Data items |
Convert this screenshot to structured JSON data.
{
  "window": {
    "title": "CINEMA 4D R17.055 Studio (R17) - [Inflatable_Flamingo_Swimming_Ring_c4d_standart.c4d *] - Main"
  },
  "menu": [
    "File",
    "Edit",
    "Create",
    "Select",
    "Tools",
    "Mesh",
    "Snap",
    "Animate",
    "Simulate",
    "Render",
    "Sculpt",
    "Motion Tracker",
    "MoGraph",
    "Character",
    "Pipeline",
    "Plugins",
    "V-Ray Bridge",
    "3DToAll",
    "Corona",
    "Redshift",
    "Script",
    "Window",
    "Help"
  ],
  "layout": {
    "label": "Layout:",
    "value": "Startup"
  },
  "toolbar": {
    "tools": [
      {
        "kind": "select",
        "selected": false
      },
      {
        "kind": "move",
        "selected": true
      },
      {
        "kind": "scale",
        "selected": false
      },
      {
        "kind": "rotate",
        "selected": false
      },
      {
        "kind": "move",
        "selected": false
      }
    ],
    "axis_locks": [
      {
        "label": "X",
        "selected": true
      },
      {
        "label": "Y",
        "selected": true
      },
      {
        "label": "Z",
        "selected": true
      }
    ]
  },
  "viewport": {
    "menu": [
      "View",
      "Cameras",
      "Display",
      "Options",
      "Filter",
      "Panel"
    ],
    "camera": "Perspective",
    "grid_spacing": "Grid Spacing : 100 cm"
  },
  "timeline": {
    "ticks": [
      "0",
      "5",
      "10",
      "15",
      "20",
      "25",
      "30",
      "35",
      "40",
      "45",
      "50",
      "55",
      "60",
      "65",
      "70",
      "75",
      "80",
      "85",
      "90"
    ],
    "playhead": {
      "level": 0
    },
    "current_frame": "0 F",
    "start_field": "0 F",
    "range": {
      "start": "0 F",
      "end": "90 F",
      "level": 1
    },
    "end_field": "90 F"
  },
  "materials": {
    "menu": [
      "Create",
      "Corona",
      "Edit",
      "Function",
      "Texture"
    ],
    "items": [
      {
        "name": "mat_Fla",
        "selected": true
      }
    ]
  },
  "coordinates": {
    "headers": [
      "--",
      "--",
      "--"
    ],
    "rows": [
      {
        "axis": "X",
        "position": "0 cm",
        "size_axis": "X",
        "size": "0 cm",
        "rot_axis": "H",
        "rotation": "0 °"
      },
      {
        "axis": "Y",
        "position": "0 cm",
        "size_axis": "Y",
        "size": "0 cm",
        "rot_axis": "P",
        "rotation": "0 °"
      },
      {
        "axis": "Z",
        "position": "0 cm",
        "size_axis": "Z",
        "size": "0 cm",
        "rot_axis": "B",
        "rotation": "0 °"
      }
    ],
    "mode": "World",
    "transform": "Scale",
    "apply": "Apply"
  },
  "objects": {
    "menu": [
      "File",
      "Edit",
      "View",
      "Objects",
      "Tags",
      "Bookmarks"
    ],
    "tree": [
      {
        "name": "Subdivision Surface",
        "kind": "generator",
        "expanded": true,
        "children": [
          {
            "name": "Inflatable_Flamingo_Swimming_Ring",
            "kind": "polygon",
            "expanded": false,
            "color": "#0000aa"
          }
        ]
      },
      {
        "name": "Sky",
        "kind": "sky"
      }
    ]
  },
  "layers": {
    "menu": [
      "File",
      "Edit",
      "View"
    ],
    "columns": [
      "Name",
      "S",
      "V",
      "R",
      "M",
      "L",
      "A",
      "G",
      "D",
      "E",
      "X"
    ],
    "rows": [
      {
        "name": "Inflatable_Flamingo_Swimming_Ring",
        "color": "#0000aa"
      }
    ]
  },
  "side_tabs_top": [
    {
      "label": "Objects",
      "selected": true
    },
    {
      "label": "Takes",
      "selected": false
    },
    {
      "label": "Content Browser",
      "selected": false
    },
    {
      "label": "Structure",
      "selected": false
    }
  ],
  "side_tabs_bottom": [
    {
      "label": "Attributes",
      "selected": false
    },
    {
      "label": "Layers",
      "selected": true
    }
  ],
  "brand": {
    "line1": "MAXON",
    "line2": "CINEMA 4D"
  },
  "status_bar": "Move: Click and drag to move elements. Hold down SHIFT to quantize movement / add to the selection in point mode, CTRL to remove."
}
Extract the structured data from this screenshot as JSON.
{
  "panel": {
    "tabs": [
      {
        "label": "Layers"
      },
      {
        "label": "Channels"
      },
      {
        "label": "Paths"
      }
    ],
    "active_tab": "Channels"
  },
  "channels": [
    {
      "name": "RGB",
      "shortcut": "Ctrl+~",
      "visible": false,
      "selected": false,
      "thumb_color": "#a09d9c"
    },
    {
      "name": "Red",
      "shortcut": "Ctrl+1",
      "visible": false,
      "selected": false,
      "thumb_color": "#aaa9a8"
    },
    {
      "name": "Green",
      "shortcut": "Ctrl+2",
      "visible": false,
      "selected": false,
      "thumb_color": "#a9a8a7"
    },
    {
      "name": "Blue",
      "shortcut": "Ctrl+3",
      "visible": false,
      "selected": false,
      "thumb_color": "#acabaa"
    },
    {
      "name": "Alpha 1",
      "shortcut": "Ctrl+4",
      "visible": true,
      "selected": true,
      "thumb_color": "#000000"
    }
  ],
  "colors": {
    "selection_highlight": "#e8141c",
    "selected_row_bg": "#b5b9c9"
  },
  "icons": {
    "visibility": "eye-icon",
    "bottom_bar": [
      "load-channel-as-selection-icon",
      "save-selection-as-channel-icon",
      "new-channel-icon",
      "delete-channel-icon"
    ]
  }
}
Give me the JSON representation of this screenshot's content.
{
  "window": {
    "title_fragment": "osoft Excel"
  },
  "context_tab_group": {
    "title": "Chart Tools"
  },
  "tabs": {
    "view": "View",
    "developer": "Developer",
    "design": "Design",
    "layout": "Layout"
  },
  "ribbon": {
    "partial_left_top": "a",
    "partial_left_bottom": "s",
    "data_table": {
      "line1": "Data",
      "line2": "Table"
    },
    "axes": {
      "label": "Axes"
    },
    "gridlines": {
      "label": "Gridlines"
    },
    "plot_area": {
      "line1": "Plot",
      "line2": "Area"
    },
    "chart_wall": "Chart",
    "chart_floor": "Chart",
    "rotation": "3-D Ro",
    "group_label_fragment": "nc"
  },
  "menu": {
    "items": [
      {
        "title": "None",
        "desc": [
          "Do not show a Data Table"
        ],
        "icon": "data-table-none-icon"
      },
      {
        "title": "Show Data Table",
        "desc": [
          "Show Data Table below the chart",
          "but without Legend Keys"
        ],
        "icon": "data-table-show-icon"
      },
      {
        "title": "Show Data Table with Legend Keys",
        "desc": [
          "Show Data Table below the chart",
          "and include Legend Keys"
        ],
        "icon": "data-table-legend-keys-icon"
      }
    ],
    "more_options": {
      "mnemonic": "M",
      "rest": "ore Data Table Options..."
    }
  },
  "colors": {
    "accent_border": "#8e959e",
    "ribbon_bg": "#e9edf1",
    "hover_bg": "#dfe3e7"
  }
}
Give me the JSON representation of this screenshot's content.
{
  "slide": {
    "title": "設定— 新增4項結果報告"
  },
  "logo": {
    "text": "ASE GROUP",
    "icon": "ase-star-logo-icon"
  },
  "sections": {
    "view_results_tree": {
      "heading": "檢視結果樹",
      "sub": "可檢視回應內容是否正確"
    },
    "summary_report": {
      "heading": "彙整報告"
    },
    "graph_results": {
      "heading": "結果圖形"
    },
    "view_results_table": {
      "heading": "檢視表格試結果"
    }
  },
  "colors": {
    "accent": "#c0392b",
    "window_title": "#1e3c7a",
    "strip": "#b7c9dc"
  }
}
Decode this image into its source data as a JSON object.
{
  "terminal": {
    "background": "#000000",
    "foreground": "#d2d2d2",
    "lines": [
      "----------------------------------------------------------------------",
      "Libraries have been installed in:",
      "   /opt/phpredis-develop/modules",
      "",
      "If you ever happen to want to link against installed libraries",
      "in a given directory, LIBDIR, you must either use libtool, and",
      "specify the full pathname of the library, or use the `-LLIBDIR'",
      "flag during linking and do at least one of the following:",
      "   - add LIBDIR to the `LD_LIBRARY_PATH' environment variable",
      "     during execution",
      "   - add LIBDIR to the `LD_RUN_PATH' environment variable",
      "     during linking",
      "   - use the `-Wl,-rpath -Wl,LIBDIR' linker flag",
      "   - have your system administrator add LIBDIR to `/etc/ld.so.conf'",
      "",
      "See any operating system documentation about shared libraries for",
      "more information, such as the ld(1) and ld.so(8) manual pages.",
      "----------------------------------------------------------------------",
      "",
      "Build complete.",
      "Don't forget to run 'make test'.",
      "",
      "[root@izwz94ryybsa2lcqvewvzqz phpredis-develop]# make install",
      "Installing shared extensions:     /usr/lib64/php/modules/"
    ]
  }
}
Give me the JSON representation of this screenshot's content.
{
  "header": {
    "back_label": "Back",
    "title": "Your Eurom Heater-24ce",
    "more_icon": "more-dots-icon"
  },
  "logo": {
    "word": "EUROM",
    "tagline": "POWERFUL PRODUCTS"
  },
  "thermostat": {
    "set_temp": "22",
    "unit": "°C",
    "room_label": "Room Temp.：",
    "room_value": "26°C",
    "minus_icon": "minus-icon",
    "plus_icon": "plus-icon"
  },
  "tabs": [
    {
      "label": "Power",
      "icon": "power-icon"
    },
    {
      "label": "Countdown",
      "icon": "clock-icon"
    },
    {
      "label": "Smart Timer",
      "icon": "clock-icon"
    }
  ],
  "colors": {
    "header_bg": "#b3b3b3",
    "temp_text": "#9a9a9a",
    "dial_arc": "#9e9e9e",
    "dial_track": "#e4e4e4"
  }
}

Problem statement | The answer must consist solely of the number of lines in the entries that contain the word "have".

Full answer | 2